%%

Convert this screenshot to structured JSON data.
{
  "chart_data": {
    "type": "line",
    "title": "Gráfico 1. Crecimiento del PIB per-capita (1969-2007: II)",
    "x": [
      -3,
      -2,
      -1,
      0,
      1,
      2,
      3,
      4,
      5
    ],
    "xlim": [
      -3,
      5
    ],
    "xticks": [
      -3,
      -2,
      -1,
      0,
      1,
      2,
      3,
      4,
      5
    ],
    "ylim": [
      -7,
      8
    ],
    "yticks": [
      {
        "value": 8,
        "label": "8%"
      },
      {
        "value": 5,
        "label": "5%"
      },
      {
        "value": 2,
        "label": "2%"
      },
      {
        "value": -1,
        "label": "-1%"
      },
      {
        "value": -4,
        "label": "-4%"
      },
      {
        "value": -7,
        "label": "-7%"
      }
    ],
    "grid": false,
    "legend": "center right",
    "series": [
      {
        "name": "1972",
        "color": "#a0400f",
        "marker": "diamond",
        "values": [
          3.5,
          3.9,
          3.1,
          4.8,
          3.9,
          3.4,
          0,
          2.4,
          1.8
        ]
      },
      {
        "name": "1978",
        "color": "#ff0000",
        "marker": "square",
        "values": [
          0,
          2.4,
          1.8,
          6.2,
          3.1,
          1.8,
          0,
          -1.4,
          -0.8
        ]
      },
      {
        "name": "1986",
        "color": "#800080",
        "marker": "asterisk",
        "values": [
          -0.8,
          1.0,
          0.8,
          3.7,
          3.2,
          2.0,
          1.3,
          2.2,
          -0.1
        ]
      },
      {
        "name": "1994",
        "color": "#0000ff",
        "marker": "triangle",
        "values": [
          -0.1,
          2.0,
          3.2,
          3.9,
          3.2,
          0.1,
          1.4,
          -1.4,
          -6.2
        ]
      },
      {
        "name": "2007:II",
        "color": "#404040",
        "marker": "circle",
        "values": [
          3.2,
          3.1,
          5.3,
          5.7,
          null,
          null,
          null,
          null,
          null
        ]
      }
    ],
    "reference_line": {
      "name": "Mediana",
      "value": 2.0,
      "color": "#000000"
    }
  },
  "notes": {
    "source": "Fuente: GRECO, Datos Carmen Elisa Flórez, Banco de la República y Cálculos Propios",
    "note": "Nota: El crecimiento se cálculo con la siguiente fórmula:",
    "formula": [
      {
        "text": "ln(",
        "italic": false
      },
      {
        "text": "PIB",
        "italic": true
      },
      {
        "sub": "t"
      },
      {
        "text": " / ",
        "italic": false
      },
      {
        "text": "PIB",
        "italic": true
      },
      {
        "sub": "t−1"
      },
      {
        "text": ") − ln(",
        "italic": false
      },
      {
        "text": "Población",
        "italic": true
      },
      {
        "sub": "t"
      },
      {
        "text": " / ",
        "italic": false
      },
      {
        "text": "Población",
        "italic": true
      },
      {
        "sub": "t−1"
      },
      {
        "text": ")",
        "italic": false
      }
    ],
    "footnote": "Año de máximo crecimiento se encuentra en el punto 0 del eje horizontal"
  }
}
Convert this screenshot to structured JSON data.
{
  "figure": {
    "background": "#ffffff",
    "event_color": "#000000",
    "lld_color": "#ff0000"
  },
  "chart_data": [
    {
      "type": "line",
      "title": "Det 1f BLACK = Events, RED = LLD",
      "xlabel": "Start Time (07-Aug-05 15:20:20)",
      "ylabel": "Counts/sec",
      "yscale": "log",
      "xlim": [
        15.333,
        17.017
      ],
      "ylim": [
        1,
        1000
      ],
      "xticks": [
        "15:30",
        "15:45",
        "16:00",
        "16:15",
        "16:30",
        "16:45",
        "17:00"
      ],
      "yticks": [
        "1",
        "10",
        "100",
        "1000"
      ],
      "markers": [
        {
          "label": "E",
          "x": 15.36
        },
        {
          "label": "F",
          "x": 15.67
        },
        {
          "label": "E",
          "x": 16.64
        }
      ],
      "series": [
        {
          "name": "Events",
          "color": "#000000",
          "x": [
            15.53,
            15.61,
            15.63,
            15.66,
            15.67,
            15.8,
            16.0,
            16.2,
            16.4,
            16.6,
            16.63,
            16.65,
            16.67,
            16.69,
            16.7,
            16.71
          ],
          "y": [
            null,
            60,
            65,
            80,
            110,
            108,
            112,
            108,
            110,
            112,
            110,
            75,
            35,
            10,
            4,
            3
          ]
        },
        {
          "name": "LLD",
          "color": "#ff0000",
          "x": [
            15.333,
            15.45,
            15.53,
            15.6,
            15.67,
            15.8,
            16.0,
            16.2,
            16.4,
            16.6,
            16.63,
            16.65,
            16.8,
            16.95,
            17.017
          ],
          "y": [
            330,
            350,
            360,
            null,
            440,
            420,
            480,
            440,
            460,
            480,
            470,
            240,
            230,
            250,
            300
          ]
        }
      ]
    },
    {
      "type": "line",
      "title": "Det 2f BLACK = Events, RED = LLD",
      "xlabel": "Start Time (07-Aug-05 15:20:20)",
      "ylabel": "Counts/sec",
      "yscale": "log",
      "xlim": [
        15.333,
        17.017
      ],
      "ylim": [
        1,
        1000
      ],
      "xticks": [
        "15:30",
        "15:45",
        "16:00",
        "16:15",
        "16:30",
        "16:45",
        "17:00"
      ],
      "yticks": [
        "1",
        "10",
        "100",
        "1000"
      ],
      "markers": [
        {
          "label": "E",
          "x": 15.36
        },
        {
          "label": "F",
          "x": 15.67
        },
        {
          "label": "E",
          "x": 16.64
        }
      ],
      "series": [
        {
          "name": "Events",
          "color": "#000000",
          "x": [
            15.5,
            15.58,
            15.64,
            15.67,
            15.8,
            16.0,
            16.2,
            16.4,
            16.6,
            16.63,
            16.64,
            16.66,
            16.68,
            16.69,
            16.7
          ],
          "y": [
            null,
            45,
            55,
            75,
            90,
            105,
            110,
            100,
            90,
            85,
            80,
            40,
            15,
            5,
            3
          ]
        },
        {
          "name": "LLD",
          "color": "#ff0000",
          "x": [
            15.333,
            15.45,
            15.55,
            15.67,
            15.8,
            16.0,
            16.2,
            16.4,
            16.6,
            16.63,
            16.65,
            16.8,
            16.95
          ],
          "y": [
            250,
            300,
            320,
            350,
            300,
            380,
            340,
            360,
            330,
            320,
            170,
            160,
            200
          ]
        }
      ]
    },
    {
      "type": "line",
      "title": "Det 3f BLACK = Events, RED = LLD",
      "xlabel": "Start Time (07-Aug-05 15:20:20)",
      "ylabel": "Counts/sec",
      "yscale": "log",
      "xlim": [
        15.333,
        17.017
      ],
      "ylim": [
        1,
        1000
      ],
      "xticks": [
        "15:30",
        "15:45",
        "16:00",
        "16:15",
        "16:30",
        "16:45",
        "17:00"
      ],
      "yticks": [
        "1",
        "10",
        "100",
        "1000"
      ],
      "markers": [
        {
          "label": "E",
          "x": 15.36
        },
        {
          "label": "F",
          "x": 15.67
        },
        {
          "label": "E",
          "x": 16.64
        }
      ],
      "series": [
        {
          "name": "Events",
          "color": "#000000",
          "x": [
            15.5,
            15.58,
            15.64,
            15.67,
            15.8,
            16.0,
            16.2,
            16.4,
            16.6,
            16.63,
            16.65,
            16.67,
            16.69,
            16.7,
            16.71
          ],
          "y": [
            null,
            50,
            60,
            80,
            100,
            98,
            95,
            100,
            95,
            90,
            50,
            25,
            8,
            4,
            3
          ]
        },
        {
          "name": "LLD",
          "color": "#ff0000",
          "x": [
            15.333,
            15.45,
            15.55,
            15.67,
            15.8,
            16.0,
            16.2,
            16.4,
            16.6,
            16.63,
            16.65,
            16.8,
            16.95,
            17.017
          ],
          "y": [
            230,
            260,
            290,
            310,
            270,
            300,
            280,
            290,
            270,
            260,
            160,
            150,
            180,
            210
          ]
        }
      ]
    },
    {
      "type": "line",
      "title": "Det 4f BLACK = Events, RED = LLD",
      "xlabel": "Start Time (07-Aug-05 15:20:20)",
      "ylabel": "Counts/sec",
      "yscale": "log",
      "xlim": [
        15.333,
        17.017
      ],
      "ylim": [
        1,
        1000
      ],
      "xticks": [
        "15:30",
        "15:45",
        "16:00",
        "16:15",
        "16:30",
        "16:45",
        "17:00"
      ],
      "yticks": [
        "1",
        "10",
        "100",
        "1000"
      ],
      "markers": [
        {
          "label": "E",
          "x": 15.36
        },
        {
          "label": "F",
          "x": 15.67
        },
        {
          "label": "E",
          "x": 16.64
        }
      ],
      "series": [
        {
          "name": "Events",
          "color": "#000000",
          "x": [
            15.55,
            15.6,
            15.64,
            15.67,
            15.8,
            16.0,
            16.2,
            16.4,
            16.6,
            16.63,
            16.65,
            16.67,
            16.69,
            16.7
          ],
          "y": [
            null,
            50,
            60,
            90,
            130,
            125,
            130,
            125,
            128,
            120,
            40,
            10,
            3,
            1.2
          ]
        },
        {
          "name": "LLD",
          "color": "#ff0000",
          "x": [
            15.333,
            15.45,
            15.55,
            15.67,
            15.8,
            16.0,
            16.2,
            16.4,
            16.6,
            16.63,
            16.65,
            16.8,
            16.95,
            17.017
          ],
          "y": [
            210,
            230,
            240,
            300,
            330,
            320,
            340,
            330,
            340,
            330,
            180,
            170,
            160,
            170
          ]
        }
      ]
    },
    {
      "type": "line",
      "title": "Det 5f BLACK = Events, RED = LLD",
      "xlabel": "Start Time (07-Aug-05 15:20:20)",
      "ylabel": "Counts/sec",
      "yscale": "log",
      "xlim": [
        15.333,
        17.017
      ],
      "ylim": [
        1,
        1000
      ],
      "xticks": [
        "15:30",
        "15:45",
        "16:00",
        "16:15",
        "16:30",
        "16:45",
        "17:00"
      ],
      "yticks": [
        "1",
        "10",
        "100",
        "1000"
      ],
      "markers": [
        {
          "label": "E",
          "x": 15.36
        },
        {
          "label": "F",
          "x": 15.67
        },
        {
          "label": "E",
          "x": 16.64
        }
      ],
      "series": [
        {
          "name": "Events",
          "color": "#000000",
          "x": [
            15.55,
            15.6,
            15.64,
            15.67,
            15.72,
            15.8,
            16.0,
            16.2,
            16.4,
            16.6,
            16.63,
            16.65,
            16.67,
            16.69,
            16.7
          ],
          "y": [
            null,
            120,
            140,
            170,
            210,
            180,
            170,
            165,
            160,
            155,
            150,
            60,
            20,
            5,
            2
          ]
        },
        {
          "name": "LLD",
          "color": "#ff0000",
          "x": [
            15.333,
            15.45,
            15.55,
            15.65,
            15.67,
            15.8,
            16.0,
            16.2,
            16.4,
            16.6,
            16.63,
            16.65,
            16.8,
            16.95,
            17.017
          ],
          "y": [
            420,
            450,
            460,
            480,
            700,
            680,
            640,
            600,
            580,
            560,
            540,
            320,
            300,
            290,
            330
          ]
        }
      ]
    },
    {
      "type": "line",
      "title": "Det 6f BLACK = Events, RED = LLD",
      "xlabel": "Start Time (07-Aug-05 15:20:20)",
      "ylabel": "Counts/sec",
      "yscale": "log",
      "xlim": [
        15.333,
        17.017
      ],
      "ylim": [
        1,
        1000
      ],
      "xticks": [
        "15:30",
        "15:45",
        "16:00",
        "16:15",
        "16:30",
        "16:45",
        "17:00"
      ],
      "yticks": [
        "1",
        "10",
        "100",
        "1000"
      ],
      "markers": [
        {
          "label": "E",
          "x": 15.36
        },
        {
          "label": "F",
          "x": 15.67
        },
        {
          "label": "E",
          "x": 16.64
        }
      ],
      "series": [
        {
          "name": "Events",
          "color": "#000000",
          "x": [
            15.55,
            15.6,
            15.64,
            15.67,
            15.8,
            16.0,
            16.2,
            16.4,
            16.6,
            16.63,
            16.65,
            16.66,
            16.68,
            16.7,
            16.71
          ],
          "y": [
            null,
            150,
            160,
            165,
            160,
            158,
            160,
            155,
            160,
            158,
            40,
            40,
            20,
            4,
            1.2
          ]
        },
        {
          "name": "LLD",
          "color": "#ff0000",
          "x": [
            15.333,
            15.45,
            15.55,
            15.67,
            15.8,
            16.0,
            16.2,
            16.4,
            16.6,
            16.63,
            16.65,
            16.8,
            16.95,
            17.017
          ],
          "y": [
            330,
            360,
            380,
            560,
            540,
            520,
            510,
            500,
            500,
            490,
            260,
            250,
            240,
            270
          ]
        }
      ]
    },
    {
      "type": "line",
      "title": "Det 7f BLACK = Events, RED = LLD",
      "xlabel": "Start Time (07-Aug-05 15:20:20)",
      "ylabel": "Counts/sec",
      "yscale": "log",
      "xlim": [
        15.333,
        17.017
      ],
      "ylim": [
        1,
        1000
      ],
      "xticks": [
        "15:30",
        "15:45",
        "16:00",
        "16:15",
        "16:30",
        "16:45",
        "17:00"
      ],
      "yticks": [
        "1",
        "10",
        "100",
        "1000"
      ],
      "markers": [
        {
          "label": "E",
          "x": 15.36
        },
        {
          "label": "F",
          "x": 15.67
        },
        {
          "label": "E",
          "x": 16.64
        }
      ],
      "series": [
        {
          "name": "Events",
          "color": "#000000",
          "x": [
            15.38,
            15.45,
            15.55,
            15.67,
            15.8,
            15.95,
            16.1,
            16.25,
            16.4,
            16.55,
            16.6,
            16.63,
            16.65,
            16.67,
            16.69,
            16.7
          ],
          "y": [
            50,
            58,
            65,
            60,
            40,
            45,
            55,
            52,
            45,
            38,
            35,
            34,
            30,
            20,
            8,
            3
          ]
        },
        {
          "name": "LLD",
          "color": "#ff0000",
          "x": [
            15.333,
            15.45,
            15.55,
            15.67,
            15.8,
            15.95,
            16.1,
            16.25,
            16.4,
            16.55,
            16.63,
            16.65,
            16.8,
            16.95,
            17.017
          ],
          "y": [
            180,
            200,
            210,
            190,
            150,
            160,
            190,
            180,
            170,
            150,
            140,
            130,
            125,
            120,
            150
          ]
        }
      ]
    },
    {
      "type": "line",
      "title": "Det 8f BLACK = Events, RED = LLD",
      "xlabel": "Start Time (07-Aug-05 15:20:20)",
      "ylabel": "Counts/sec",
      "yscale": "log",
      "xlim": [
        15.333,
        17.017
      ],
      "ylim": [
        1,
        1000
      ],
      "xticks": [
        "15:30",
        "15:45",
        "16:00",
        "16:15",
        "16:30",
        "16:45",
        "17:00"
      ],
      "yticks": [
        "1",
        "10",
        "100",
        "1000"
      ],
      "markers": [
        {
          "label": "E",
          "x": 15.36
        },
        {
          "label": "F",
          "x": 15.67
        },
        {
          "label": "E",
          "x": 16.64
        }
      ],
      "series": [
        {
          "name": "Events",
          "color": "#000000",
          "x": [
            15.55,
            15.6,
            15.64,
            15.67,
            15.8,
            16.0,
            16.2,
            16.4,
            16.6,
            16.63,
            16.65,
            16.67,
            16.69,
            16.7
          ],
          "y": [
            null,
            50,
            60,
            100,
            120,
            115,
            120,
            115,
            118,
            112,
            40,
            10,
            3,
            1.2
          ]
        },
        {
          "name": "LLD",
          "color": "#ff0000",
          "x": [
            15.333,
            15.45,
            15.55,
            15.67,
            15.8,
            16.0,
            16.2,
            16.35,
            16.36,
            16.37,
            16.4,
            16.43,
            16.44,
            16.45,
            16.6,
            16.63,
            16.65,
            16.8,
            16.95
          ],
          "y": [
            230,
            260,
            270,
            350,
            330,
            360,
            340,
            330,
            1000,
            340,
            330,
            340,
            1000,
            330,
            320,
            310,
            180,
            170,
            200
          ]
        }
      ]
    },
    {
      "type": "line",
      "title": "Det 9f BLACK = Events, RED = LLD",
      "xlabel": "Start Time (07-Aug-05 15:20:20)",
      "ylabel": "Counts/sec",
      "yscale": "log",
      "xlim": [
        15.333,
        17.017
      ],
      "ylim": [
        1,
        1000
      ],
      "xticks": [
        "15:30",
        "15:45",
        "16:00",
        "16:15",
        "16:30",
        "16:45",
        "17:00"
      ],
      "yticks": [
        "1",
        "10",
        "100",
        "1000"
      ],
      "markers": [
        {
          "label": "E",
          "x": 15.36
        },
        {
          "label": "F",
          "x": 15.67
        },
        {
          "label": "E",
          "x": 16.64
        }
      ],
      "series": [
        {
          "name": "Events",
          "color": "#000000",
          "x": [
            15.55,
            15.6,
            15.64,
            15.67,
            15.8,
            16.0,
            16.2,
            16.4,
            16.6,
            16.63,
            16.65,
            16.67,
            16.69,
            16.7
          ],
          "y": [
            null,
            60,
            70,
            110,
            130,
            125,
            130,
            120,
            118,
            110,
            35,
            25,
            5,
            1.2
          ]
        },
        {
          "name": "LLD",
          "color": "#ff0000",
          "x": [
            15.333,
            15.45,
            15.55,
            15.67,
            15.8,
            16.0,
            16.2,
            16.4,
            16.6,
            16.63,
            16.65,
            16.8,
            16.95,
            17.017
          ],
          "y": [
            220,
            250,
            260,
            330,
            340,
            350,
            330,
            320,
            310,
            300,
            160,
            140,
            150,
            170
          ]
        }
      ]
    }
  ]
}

%%

Select and copy every line of the material that holds the string "title".

    "title": "Gráfico 1. Crecimiento del PIB per-capita (1969-2007: II)",
      "title": "Det 1f BLACK = Events, RED = LLD",
      "title": "Det 2f BLACK = Events, RED = LLD",
      "title": "Det 3f BLACK = Events, RED = LLD",
      "title": "Det 4f BLACK = Events, RED = LLD",
      "title": "Det 5f BLACK = Events, RED = LLD",
      "title": "Det 6f BLACK = Events, RED = LLD",
      "title": "Det 7f BLACK = Events, RED = LLD",
      "title": "Det 8f BLACK = Events, RED = LLD",
      "title": "Det 9f BLACK = Events, RED = LLD",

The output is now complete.